◆ Documento di origine

>>>

Tra gli allevatori, però, qualche preoccupazione si fa sentire: a settembre c’è stato un calo del prezzo del latte venduto fuori contratto, e si teme un riallineamento al ribasso anche per i contratti in essere. «C’è troppo latte – avvisa Giancarlo Zanon, referente del settore lattiero caseario di Confagricoltura Padova – e questo rischia di far andare giù il prezzo. È vero che il fronte dei formaggi tiene molto bene, soprattutto per quanto riguarda il Grana Padano, che assorbe da solo circa un terzo del latte regionale. Però le previsioni per il futuro non sono rosee, anche alla luce dell’eccesso di burocrazia: dalle normative sul benessere animale a quelle sullo smaltimento dei reflui, le piccole stalle stanno chiudendo e rimangono sulla piazza solo quelle più grandi».
Un altro problema è il ricambio generazionale. «Molti allevatori hanno superato i 60 anni – continua Zanon – e spesso i figli non vogliono proseguire l’attività. Troppo impegno e troppo lavoro, giorni festivi compresi. E per chi volesse partire da zero gli investimenti sono notevoli, nonostante i contributi statali e regionali».
Il turismo legato alle produzioni Dop e Igp è in costante crescita, e proprio l’Asiago Dop è tra le case history più efficaci nel raccontare la cultura agroalimentare italiana. Lo dice il primo Rapporto turismo Dop realizzato da Fondazione Qualivita e Origin Italia con il supporto del Masaf (Ministero dell’agricoltura, della sovranità alimentare e delle foreste).

<<<

◆ Informazioni fornite
>>>

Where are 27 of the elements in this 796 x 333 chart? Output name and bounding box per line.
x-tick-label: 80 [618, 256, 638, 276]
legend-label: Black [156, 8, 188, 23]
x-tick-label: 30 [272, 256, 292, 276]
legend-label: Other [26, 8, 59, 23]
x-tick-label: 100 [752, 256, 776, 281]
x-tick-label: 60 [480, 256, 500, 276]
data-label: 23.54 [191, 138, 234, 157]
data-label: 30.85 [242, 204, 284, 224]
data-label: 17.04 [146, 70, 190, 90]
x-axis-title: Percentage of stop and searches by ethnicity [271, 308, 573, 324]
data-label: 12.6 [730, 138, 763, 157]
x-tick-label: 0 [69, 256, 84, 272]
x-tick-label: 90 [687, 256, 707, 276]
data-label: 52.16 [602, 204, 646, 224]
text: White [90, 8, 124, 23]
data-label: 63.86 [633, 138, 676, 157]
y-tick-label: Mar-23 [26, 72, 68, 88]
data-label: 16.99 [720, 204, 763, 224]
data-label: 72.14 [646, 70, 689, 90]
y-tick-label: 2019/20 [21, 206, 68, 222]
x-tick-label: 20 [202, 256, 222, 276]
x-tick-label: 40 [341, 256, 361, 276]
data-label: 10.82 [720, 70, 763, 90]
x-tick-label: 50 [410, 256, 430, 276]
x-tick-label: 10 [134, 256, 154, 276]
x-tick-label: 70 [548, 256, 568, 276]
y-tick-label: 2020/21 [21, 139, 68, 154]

<<<

◆ Cosa occorre
Riprendi il testo sul settore lattiero-caseario e sul turismo delle Dop e proseguilo dopo la sua ultima frase. Le voci costituiscono un materiale a sé, distinto dal testo.

◆ Risultato atteso
Sempre più persone scelgono, infatti, la montagna alla ricerca di esperienze autentiche legate al territorio, e tra questi i cosiddetti millennials (dai 25 ai 39 anni), particolarmente attenti alla sostenibilità e al benessere. Le malghe e i caseifici dell’Altopiano dei sette Comuni, produttori di Asiago Dop Prodotto della Montagna (la specialità realizzata interamente sopra i 600 metri e seguendo un più rigido disciplinare), sono diventate mete predilette per il turismo lento e rispettoso, che unisce gusto, natura e identità culturale. Qui possono osservare il lavoro del casaro, ascoltare le tradizioni raccontate dal malghese e assaporare un formaggio che è simbolo di biodiversità, rispetto dell’ambiente e cura del paesaggio.
In linea con il Regolamento europeo 2024/1143, che attribuisce ai Consorzi di tutela un ruolo attivo nello sviluppo turistico, il Consorzio tutela formaggio Asiago ha promosso quindi nuovi strumenti e azioni: mappe delle malghe scaricabili dal sito ufficiale, contenuti digitali e storytelling sui social per illustrare la vita in malga, i valori della Dop e l’identità culturale sulla quale poggia la storia del formaggio Asiago. «Valorizzare il nostro formaggio – spiega Flavio Innocenzi, direttore del Consorzio – significa rafforzare l’identità del territorio, preservare le tradizioni e generare un valore sociale ed economico che guardi al futuro». L’Asiago è in continua crescita: nel 2024 con quasi un 9 per cento a volume sul mercato italiano, ha superato l’1,5 milioni di forme prodotte. E la domanda è superiore alla disponibilità.